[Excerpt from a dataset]
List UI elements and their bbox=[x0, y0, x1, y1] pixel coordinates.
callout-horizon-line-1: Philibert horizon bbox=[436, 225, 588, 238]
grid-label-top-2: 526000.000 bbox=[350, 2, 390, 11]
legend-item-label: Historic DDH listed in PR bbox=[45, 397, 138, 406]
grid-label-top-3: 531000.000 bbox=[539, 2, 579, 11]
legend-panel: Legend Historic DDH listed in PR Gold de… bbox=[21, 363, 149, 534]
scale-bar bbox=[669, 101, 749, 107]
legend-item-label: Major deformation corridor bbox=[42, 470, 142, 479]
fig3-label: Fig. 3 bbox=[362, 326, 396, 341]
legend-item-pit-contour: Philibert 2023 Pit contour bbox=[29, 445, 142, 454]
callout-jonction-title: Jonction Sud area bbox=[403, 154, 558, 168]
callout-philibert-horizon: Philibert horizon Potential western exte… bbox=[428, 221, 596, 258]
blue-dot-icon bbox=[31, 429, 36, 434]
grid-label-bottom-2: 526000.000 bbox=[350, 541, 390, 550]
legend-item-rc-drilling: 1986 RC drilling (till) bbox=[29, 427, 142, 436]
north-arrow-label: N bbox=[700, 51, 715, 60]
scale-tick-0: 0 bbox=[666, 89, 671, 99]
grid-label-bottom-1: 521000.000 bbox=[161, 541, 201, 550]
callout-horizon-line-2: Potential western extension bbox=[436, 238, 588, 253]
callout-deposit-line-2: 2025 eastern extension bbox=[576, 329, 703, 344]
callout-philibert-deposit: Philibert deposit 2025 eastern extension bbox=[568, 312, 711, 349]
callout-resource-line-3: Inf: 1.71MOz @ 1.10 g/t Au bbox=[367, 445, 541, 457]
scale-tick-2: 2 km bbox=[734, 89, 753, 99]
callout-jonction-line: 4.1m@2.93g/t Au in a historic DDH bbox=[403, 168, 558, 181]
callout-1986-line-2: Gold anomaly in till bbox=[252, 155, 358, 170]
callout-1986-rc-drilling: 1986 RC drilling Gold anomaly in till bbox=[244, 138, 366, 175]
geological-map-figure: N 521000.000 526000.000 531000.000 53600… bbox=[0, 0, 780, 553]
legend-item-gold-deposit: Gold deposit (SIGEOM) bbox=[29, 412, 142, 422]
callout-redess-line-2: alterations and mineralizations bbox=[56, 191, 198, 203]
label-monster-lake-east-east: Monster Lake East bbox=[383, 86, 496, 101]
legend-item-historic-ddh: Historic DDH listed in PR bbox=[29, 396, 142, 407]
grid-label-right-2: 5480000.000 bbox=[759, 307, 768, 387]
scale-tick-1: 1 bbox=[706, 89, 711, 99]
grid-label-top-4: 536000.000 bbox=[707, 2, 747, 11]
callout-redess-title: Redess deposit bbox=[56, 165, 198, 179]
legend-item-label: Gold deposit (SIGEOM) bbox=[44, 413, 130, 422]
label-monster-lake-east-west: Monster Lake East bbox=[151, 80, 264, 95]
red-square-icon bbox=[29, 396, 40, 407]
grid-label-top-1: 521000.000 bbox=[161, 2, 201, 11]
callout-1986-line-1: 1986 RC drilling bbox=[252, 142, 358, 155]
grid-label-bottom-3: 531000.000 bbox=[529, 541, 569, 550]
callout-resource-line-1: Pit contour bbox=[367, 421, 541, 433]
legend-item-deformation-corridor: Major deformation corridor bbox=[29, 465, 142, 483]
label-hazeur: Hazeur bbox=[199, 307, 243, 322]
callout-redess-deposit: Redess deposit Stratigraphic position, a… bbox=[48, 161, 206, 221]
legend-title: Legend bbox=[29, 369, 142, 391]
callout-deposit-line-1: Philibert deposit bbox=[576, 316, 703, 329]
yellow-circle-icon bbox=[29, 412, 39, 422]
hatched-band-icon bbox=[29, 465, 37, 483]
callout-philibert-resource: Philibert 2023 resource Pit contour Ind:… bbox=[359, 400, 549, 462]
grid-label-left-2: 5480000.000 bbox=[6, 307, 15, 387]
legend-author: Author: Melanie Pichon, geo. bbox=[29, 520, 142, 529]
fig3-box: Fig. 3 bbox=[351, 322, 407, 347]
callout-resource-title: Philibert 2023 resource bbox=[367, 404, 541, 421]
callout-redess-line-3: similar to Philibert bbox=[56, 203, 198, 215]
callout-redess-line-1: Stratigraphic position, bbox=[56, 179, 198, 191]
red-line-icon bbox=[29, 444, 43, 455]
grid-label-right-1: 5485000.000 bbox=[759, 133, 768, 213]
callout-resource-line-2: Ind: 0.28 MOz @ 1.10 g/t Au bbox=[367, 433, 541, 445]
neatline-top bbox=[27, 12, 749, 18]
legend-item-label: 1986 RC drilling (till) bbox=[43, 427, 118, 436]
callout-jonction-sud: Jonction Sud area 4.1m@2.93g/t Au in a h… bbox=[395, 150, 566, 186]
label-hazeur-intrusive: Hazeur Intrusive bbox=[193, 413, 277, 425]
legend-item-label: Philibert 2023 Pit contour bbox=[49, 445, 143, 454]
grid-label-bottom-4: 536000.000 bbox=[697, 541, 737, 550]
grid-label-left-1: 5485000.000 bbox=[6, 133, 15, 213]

● **Task objective**
Output the entries above line for line, with no changes.

● **Final result**
List UI elements and their bbox=[x0, y0, x1, y1] pixel coordinates.
callout-horizon-line-1: Philibert horizon bbox=[436, 225, 588, 238]
grid-label-top-2: 526000.000 bbox=[350, 2, 390, 11]
legend-item-label: Historic DDH listed in PR bbox=[45, 397, 138, 406]
grid-label-top-3: 531000.000 bbox=[539, 2, 579, 11]
legend-panel: Legend Historic DDH listed in PR Gold de… bbox=[21, 363, 149, 534]
scale-bar bbox=[669, 101, 749, 107]
legend-item-label: Major deformation corridor bbox=[42, 470, 142, 479]
fig3-label: Fig. 3 bbox=[362, 326, 396, 341]
legend-item-pit-contour: Philibert 2023 Pit contour bbox=[29, 445, 142, 454]
callout-jonction-title: Jonction Sud area bbox=[403, 154, 558, 168]
callout-philibert-horizon: Philibert horizon Potential western exte… bbox=[428, 221, 596, 258]
blue-dot-icon bbox=[31, 429, 36, 434]
grid-label-bottom-2: 526000.000 bbox=[350, 541, 390, 550]
legend-item-rc-drilling: 1986 RC drilling (till) bbox=[29, 427, 142, 436]
north-arrow-label: N bbox=[700, 51, 715, 60]
scale-tick-0: 0 bbox=[666, 89, 671, 99]
grid-label-bottom-1: 521000.000 bbox=[161, 541, 201, 550]
callout-horizon-line-2: Potential western extension bbox=[436, 238, 588, 253]
callout-deposit-line-2: 2025 eastern extension bbox=[576, 329, 703, 344]
callout-philibert-deposit: Philibert deposit 2025 eastern extension bbox=[568, 312, 711, 349]
callout-resource-line-3: Inf: 1.71MOz @ 1.10 g/t Au bbox=[367, 445, 541, 457]
scale-tick-2: 2 km bbox=[734, 89, 753, 99]
callout-jonction-line: 4.1m@2.93g/t Au in a historic DDH bbox=[403, 168, 558, 181]
callout-1986-line-2: Gold anomaly in till bbox=[252, 155, 358, 170]
callout-1986-rc-drilling: 1986 RC drilling Gold anomaly in till bbox=[244, 138, 366, 175]
geological-map-figure: N 521000.000 526000.000 531000.000 53600… bbox=[0, 0, 780, 553]
legend-item-gold-deposit: Gold deposit (SIGEOM) bbox=[29, 412, 142, 422]
callout-redess-line-2: alterations and mineralizations bbox=[56, 191, 198, 203]
label-monster-lake-east-east: Monster Lake East bbox=[383, 86, 496, 101]
legend-item-historic-ddh: Historic DDH listed in PR bbox=[29, 396, 142, 407]
grid-label-right-2: 5480000.000 bbox=[759, 307, 768, 387]
scale-tick-1: 1 bbox=[706, 89, 711, 99]
grid-label-top-4: 536000.000 bbox=[707, 2, 747, 11]
callout-redess-title: Redess deposit bbox=[56, 165, 198, 179]
legend-item-label: Gold deposit (SIGEOM) bbox=[44, 413, 130, 422]
label-monster-lake-east-west: Monster Lake East bbox=[151, 80, 264, 95]
red-square-icon bbox=[29, 396, 40, 407]
grid-label-top-1: 521000.000 bbox=[161, 2, 201, 11]
callout-1986-line-1: 1986 RC drilling bbox=[252, 142, 358, 155]
grid-label-bottom-3: 531000.000 bbox=[529, 541, 569, 550]
callout-resource-line-1: Pit contour bbox=[367, 421, 541, 433]
legend-item-deformation-corridor: Major deformation corridor bbox=[29, 465, 142, 483]
label-hazeur: Hazeur bbox=[199, 307, 243, 322]
callout-redess-deposit: Redess deposit Stratigraphic position, a… bbox=[48, 161, 206, 221]
legend-title: Legend bbox=[29, 369, 142, 391]
callout-deposit-line-1: Philibert deposit bbox=[576, 316, 703, 329]
yellow-circle-icon bbox=[29, 412, 39, 422]
hatched-band-icon bbox=[29, 465, 37, 483]
callout-philibert-resource: Philibert 2023 resource Pit contour Ind:… bbox=[359, 400, 549, 462]
grid-label-left-2: 5480000.000 bbox=[6, 307, 15, 387]
legend-author: Author: Melanie Pichon, geo. bbox=[29, 520, 142, 529]
fig3-box: Fig. 3 bbox=[351, 322, 407, 347]
callout-resource-title: Philibert 2023 resource bbox=[367, 404, 541, 421]
callout-redess-line-3: similar to Philibert bbox=[56, 203, 198, 215]
callout-redess-line-1: Stratigraphic position, bbox=[56, 179, 198, 191]
red-line-icon bbox=[29, 444, 43, 455]
grid-label-right-1: 5485000.000 bbox=[759, 133, 768, 213]
callout-resource-line-2: Ind: 0.28 MOz @ 1.10 g/t Au bbox=[367, 433, 541, 445]
neatline-top bbox=[27, 12, 749, 18]
legend-item-label: 1986 RC drilling (till) bbox=[43, 427, 118, 436]
callout-jonction-sud: Jonction Sud area 4.1m@2.93g/t Au in a h… bbox=[395, 150, 566, 186]
label-hazeur-intrusive: Hazeur Intrusive bbox=[193, 413, 277, 425]
legend-item-label: Philibert 2023 Pit contour bbox=[49, 445, 143, 454]
grid-label-bottom-4: 536000.000 bbox=[697, 541, 737, 550]
grid-label-left-1: 5485000.000 bbox=[6, 133, 15, 213]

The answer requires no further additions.